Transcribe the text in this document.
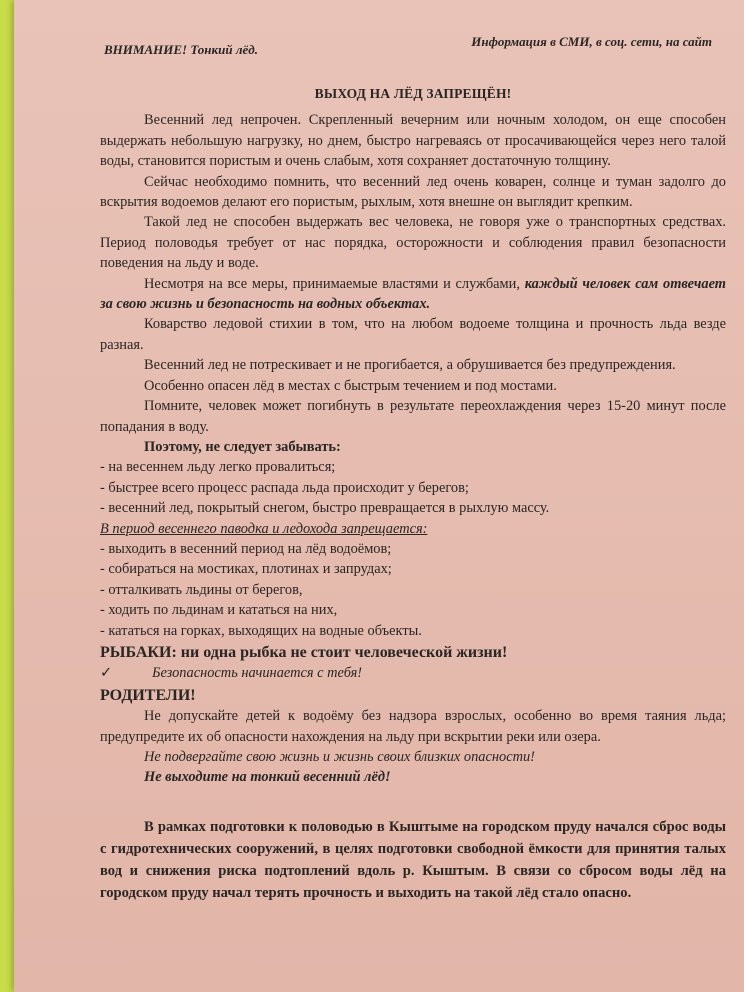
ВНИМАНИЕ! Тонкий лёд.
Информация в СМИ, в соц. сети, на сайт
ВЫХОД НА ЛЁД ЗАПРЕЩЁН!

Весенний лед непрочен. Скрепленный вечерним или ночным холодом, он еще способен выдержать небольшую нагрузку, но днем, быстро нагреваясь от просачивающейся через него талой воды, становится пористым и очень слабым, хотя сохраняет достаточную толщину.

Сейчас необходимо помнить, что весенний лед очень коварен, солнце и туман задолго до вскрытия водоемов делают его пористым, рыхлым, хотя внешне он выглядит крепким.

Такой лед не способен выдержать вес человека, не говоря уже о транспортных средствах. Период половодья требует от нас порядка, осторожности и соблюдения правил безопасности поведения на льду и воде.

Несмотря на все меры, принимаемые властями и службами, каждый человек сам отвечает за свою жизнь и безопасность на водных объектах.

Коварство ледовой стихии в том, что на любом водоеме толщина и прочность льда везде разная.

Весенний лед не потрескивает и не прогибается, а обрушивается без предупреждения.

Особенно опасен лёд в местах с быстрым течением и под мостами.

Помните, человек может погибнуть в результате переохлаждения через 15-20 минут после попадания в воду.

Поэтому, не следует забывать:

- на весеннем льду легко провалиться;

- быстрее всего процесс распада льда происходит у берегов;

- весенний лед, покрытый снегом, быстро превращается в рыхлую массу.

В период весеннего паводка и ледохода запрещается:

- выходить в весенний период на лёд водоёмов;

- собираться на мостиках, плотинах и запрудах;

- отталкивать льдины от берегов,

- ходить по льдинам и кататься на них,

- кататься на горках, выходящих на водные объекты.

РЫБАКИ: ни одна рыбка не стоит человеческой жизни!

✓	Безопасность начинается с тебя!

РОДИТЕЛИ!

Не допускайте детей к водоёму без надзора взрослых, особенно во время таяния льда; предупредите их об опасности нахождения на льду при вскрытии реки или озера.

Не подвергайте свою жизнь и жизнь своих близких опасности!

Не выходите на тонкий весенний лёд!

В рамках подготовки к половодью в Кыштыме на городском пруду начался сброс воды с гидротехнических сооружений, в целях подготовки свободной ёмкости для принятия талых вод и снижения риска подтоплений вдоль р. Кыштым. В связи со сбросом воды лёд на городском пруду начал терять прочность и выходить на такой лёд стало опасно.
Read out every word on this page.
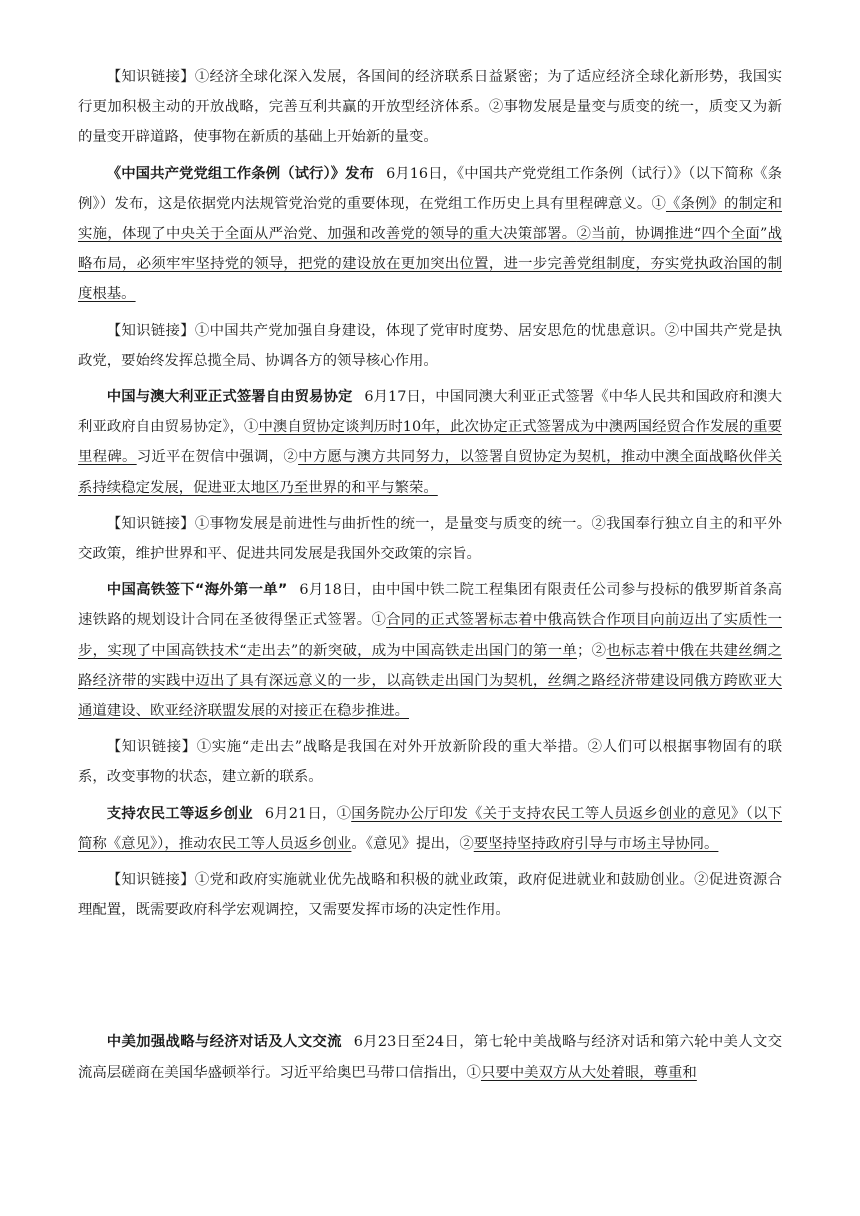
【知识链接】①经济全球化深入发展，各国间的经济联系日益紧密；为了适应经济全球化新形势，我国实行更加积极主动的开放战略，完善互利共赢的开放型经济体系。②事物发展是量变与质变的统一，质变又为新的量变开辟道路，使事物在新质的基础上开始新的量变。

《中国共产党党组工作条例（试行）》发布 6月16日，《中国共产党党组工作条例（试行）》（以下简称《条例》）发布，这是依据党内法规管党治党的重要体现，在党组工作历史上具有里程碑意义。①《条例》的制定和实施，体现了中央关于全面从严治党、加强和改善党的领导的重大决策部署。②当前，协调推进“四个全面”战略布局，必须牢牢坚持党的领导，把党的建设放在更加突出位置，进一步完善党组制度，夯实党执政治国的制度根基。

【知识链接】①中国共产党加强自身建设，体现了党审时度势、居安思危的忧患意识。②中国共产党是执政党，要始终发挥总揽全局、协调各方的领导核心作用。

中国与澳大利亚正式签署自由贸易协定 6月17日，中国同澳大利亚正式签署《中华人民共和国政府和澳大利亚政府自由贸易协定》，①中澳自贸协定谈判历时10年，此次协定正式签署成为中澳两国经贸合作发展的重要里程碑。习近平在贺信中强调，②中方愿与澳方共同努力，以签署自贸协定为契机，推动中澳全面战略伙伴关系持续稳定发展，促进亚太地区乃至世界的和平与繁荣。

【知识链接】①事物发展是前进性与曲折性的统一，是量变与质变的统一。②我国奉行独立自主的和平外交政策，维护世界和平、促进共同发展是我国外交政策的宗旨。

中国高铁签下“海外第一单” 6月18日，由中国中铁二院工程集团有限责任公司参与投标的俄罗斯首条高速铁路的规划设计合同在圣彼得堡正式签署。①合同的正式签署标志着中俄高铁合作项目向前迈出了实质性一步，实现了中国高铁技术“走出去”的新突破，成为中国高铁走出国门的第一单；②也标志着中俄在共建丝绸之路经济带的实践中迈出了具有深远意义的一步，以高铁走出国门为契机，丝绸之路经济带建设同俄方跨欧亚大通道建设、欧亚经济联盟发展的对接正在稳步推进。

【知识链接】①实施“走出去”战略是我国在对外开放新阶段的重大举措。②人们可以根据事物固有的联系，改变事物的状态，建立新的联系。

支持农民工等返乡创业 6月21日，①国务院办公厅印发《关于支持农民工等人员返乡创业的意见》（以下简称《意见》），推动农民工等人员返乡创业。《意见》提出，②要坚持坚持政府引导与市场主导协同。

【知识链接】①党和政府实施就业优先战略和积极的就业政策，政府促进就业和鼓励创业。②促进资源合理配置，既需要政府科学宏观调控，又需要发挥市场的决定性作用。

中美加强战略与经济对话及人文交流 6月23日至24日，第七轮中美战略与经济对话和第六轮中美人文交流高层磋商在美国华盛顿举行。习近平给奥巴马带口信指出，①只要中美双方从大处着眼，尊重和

What the exercise asks ▸ Copy every record above exactly, leaving out the pictures.

Response to the exercise ▸
Transcribe the text in this document.
ВНИМАНИЕ! Тонкий лёд.
Информация в СМИ, в соц. сети, на сайт
ВЫХОД НА ЛЁД ЗАПРЕЩЁН!

Весенний лед непрочен. Скрепленный вечерним или ночным холодом, он еще способен выдержать небольшую нагрузку, но днем, быстро нагреваясь от просачивающейся через него талой воды, становится пористым и очень слабым, хотя сохраняет достаточную толщину.

Сейчас необходимо помнить, что весенний лед очень коварен, солнце и туман задолго до вскрытия водоемов делают его пористым, рыхлым, хотя внешне он выглядит крепким.

Такой лед не способен выдержать вес человека, не говоря уже о транспортных средствах. Период половодья требует от нас порядка, осторожности и соблюдения правил безопасности поведения на льду и воде.

Несмотря на все меры, принимаемые властями и службами, каждый человек сам отвечает за свою жизнь и безопасность на водных объектах.

Коварство ледовой стихии в том, что на любом водоеме толщина и прочность льда везде разная.

Весенний лед не потрескивает и не прогибается, а обрушивается без предупреждения.

Особенно опасен лёд в местах с быстрым течением и под мостами.

Помните, человек может погибнуть в результате переохлаждения через 15-20 минут после попадания в воду.

Поэтому, не следует забывать:

- на весеннем льду легко провалиться;

- быстрее всего процесс распада льда происходит у берегов;

- весенний лед, покрытый снегом, быстро превращается в рыхлую массу.

В период весеннего паводка и ледохода запрещается:

- выходить в весенний период на лёд водоёмов;

- собираться на мостиках, плотинах и запрудах;

- отталкивать льдины от берегов,

- ходить по льдинам и кататься на них,

- кататься на горках, выходящих на водные объекты.

РЫБАКИ: ни одна рыбка не стоит человеческой жизни!

✓	Безопасность начинается с тебя!

РОДИТЕЛИ!

Не допускайте детей к водоёму без надзора взрослых, особенно во время таяния льда; предупредите их об опасности нахождения на льду при вскрытии реки или озера.

Не подвергайте свою жизнь и жизнь своих близких опасности!

Не выходите на тонкий весенний лёд!

В рамках подготовки к половодью в Кыштыме на городском пруду начался сброс воды с гидротехнических сооружений, в целях подготовки свободной ёмкости для принятия талых вод и снижения риска подтоплений вдоль р. Кыштым. В связи со сбросом воды лёд на городском пруду начал терять прочность и выходить на такой лёд стало опасно.
Read out every word on this page.
【知识链接】①经济全球化深入发展，各国间的经济联系日益紧密；为了适应经济全球化新形势，我国实行更加积极主动的开放战略，完善互利共赢的开放型经济体系。②事物发展是量变与质变的统一，质变又为新的量变开辟道路，使事物在新质的基础上开始新的量变。

《中国共产党党组工作条例（试行）》发布 6月16日，《中国共产党党组工作条例（试行）》（以下简称《条例》）发布，这是依据党内法规管党治党的重要体现，在党组工作历史上具有里程碑意义。①《条例》的制定和实施，体现了中央关于全面从严治党、加强和改善党的领导的重大决策部署。②当前，协调推进“四个全面”战略布局，必须牢牢坚持党的领导，把党的建设放在更加突出位置，进一步完善党组制度，夯实党执政治国的制度根基。

【知识链接】①中国共产党加强自身建设，体现了党审时度势、居安思危的忧患意识。②中国共产党是执政党，要始终发挥总揽全局、协调各方的领导核心作用。

中国与澳大利亚正式签署自由贸易协定 6月17日，中国同澳大利亚正式签署《中华人民共和国政府和澳大利亚政府自由贸易协定》，①中澳自贸协定谈判历时10年，此次协定正式签署成为中澳两国经贸合作发展的重要里程碑。习近平在贺信中强调，②中方愿与澳方共同努力，以签署自贸协定为契机，推动中澳全面战略伙伴关系持续稳定发展，促进亚太地区乃至世界的和平与繁荣。

【知识链接】①事物发展是前进性与曲折性的统一，是量变与质变的统一。②我国奉行独立自主的和平外交政策，维护世界和平、促进共同发展是我国外交政策的宗旨。

中国高铁签下“海外第一单” 6月18日，由中国中铁二院工程集团有限责任公司参与投标的俄罗斯首条高速铁路的规划设计合同在圣彼得堡正式签署。①合同的正式签署标志着中俄高铁合作项目向前迈出了实质性一步，实现了中国高铁技术“走出去”的新突破，成为中国高铁走出国门的第一单；②也标志着中俄在共建丝绸之路经济带的实践中迈出了具有深远意义的一步，以高铁走出国门为契机，丝绸之路经济带建设同俄方跨欧亚大通道建设、欧亚经济联盟发展的对接正在稳步推进。

【知识链接】①实施“走出去”战略是我国在对外开放新阶段的重大举措。②人们可以根据事物固有的联系，改变事物的状态，建立新的联系。

支持农民工等返乡创业 6月21日，①国务院办公厅印发《关于支持农民工等人员返乡创业的意见》（以下简称《意见》），推动农民工等人员返乡创业。《意见》提出，②要坚持坚持政府引导与市场主导协同。

【知识链接】①党和政府实施就业优先战略和积极的就业政策，政府促进就业和鼓励创业。②促进资源合理配置，既需要政府科学宏观调控，又需要发挥市场的决定性作用。

中美加强战略与经济对话及人文交流 6月23日至24日，第七轮中美战略与经济对话和第六轮中美人文交流高层磋商在美国华盛顿举行。习近平给奥巴马带口信指出，①只要中美双方从大处着眼，尊重和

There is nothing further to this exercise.